▸ **GIVEN REQUEST**: Copy out each line of the listing that has the word "been" in it.

Records from a dataset:
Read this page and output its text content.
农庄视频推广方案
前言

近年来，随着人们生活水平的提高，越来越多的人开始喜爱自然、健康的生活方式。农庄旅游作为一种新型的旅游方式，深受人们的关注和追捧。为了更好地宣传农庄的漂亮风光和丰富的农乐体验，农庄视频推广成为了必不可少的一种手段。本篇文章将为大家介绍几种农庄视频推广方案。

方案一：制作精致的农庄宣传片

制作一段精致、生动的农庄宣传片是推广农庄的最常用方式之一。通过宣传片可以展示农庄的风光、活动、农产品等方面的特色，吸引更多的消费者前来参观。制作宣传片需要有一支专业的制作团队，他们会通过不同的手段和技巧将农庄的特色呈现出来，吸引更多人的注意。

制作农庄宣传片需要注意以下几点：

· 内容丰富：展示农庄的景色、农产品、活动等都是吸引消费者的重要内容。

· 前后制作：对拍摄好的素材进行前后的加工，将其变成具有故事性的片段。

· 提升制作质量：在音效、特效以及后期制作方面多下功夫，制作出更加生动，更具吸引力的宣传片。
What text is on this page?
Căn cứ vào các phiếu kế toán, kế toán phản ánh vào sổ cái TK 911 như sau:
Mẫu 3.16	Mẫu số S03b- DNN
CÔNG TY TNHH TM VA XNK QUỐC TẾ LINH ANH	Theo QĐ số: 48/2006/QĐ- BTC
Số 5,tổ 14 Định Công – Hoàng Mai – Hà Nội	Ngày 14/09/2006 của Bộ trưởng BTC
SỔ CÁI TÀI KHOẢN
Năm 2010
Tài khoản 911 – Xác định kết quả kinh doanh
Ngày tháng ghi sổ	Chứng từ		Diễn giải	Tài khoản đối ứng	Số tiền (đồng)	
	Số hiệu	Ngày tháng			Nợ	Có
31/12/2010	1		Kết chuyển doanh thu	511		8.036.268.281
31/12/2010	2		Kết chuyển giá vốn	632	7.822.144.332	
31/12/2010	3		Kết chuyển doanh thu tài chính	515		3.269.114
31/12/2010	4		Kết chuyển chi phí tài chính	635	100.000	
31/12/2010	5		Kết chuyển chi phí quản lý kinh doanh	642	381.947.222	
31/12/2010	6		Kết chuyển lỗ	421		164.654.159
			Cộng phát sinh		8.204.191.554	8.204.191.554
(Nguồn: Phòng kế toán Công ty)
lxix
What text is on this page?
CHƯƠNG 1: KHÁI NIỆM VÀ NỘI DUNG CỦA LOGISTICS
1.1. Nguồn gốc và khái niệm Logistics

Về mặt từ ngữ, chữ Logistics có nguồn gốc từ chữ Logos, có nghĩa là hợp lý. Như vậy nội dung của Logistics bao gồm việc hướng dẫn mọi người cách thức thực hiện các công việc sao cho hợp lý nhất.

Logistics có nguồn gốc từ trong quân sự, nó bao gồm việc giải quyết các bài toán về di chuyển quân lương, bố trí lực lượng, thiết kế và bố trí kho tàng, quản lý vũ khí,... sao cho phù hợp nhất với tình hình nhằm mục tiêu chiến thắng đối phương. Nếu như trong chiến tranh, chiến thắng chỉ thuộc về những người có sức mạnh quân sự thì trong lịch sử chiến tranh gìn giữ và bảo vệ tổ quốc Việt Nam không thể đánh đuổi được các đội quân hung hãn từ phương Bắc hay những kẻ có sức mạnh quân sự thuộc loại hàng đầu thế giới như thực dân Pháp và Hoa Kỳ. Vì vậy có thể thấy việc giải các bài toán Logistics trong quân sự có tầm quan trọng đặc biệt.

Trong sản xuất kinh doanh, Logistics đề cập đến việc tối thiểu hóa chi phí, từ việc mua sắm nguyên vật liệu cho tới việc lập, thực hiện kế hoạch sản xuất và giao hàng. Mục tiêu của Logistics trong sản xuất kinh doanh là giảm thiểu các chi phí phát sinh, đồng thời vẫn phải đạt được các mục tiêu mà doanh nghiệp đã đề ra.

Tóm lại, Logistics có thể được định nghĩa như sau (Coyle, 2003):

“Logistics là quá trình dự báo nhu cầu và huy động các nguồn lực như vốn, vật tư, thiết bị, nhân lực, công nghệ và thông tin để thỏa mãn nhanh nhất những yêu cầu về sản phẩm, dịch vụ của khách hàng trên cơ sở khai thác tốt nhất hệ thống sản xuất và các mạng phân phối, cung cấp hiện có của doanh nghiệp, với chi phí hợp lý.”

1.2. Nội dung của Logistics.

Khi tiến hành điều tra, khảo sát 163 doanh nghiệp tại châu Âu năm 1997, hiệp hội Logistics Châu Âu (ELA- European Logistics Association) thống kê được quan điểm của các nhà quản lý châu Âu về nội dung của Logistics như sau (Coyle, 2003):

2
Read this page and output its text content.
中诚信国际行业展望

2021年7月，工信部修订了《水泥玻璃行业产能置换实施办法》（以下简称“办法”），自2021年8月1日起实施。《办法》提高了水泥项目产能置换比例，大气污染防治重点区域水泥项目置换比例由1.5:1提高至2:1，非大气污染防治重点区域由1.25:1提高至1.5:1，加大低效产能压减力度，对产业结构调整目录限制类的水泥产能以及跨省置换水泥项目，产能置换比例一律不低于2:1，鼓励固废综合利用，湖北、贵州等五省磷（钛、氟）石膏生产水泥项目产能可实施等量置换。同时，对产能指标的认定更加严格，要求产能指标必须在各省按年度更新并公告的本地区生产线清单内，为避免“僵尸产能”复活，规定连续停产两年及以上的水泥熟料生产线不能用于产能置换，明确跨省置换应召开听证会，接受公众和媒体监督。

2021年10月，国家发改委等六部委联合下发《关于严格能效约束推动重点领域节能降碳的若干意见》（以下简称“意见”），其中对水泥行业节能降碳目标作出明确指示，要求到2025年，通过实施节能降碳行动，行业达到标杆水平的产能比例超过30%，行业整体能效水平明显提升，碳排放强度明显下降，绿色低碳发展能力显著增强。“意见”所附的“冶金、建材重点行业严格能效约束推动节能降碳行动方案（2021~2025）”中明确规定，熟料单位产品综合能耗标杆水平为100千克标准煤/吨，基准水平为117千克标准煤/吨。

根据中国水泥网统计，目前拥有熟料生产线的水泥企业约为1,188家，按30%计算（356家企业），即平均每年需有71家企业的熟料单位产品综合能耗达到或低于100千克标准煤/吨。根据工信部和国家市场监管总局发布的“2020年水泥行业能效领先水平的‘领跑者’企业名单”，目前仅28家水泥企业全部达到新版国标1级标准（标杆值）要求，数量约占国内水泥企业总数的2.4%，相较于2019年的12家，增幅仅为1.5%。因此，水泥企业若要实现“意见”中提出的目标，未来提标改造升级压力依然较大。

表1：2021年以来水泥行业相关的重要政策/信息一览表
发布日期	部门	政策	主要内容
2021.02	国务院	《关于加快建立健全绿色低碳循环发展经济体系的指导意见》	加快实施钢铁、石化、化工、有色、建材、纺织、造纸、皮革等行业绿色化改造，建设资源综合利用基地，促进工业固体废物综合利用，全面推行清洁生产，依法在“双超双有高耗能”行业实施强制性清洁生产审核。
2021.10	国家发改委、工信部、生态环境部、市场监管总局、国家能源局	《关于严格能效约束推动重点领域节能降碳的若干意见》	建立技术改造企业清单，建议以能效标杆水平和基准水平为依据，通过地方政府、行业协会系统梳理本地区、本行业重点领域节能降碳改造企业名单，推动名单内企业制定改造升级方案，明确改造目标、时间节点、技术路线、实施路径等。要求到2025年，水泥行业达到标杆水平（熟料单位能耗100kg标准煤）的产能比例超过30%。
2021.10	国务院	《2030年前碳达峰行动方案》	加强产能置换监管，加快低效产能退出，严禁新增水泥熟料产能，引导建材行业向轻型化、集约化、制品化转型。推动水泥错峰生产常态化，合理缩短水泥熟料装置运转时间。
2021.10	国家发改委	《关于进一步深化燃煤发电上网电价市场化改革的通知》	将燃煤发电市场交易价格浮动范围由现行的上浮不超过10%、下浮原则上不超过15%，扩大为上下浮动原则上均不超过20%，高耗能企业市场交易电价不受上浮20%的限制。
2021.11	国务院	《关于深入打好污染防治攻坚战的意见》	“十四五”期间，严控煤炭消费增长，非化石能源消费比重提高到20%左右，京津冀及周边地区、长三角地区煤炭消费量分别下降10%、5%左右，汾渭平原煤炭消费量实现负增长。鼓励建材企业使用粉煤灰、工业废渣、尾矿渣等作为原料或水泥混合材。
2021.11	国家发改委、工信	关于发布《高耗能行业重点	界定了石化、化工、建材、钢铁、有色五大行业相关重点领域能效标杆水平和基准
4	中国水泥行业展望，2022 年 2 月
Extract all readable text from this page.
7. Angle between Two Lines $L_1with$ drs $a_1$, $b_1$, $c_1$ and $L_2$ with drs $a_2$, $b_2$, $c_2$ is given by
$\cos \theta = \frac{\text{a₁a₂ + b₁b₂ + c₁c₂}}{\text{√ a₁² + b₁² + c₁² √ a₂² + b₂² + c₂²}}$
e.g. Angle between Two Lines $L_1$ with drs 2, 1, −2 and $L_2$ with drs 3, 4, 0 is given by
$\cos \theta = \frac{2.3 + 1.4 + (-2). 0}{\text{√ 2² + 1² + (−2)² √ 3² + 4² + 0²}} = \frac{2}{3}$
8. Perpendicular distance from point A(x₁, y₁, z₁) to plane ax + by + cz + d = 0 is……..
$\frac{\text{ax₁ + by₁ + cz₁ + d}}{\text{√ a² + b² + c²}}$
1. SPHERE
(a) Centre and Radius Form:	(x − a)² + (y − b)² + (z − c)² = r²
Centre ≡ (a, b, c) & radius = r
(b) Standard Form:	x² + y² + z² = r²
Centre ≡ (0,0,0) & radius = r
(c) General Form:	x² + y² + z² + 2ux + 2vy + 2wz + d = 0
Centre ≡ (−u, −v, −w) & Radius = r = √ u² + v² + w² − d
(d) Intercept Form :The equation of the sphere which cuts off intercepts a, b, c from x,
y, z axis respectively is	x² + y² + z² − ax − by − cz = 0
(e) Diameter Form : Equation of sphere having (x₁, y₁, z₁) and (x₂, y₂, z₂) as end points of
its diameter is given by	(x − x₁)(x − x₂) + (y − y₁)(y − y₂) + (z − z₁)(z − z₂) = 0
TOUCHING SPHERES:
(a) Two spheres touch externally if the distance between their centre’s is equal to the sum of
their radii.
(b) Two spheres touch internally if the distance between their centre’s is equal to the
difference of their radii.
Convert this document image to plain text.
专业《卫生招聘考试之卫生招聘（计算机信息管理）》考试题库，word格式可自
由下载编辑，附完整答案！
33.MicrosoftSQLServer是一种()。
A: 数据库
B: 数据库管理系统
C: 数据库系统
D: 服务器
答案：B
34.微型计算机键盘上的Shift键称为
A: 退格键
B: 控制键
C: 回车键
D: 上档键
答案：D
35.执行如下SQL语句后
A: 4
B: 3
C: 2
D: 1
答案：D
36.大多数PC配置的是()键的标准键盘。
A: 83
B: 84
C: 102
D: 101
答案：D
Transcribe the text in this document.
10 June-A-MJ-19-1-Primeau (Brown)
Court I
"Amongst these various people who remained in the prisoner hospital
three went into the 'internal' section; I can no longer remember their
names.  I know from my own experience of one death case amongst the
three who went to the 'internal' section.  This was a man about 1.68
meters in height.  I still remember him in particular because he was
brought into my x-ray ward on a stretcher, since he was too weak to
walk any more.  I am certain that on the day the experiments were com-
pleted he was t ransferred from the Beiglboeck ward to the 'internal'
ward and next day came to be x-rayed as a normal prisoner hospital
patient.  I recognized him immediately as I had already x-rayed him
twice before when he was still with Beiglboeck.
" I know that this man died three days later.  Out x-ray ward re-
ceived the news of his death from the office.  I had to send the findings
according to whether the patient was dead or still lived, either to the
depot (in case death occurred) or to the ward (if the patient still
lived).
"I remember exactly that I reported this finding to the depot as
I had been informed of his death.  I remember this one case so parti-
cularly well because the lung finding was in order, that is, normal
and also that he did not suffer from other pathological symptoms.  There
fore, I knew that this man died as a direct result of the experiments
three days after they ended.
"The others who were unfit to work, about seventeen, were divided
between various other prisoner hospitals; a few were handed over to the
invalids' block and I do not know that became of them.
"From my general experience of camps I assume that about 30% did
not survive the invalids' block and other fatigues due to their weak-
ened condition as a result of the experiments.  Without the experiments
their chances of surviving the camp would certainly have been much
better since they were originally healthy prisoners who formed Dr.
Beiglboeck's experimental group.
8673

▸ **RESULT**:
I had been informed of his death.  I remember this one case so parti-
their chances of surviving the camp would certainly have been much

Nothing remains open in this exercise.